■ Exercise objective: Extract the entries in their exact form.

━━━━━━

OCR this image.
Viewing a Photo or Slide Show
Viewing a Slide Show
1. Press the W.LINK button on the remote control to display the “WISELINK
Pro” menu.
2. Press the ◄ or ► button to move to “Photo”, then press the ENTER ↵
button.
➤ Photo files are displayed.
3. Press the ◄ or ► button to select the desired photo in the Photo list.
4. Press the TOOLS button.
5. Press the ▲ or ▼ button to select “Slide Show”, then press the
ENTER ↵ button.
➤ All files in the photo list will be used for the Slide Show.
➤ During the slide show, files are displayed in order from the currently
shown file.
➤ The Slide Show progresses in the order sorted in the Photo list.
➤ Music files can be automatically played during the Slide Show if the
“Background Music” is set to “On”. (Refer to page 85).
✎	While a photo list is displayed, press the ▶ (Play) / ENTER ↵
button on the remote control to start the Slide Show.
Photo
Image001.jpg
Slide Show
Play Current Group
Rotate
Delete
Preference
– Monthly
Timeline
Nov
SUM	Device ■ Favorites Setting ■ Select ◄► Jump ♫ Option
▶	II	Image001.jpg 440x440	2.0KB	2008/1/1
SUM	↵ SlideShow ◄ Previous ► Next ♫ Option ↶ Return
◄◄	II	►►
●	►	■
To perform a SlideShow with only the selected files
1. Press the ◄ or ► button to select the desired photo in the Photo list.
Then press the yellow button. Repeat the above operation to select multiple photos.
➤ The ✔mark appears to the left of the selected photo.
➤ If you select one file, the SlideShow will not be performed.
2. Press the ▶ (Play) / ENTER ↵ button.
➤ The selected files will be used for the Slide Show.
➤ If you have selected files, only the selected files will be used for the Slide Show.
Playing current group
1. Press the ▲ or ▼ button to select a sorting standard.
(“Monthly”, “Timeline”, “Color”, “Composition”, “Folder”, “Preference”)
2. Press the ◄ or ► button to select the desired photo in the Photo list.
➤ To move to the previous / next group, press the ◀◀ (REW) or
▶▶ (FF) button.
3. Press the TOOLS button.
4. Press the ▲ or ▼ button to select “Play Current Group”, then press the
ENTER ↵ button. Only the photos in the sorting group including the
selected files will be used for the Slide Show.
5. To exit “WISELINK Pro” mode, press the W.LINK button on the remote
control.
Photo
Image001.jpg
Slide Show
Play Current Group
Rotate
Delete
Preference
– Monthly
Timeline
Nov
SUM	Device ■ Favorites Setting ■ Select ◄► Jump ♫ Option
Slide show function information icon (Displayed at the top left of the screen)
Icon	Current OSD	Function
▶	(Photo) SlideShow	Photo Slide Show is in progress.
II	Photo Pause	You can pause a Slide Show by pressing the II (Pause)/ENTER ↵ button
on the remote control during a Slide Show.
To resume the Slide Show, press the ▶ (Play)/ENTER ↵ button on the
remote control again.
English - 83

━━━━━━

■ Answer to the problem:
OCR this image.
Viewing a Photo or Slide Show
Viewing a Slide Show
1. Press the W.LINK button on the remote control to display the “WISELINK
Pro” menu.
2. Press the ◄ or ► button to move to “Photo”, then press the ENTER ↵
button.
➤ Photo files are displayed.
3. Press the ◄ or ► button to select the desired photo in the Photo list.
4. Press the TOOLS button.
5. Press the ▲ or ▼ button to select “Slide Show”, then press the
ENTER ↵ button.
➤ All files in the photo list will be used for the Slide Show.
➤ During the slide show, files are displayed in order from the currently
shown file.
➤ The Slide Show progresses in the order sorted in the Photo list.
➤ Music files can be automatically played during the Slide Show if the
“Background Music” is set to “On”. (Refer to page 85).
✎	While a photo list is displayed, press the ▶ (Play) / ENTER ↵
button on the remote control to start the Slide Show.
Photo
Image001.jpg
Slide Show
Play Current Group
Rotate
Delete
Preference
– Monthly
Timeline
Nov
SUM	Device ■ Favorites Setting ■ Select ◄► Jump ♫ Option
▶	II	Image001.jpg 440x440	2.0KB	2008/1/1
SUM	↵ SlideShow ◄ Previous ► Next ♫ Option ↶ Return
◄◄	II	►►
●	►	■
To perform a SlideShow with only the selected files
1. Press the ◄ or ► button to select the desired photo in the Photo list.
Then press the yellow button. Repeat the above operation to select multiple photos.
➤ The ✔mark appears to the left of the selected photo.
➤ If you select one file, the SlideShow will not be performed.
2. Press the ▶ (Play) / ENTER ↵ button.
➤ The selected files will be used for the Slide Show.
➤ If you have selected files, only the selected files will be used for the Slide Show.
Playing current group
1. Press the ▲ or ▼ button to select a sorting standard.
(“Monthly”, “Timeline”, “Color”, “Composition”, “Folder”, “Preference”)
2. Press the ◄ or ► button to select the desired photo in the Photo list.
➤ To move to the previous / next group, press the ◀◀ (REW) or
▶▶ (FF) button.
3. Press the TOOLS button.
4. Press the ▲ or ▼ button to select “Play Current Group”, then press the
ENTER ↵ button. Only the photos in the sorting group including the
selected files will be used for the Slide Show.
5. To exit “WISELINK Pro” mode, press the W.LINK button on the remote
control.
Photo
Image001.jpg
Slide Show
Play Current Group
Rotate
Delete
Preference
– Monthly
Timeline
Nov
SUM	Device ■ Favorites Setting ■ Select ◄► Jump ♫ Option
Slide show function information icon (Displayed at the top left of the screen)
Icon	Current OSD	Function
▶	(Photo) SlideShow	Photo Slide Show is in progress.
II	Photo Pause	You can pause a Slide Show by pressing the II (Pause)/ENTER ↵ button
on the remote control during a Slide Show.
To resume the Slide Show, press the ▶ (Play)/ENTER ↵ button on the
remote control again.
English - 83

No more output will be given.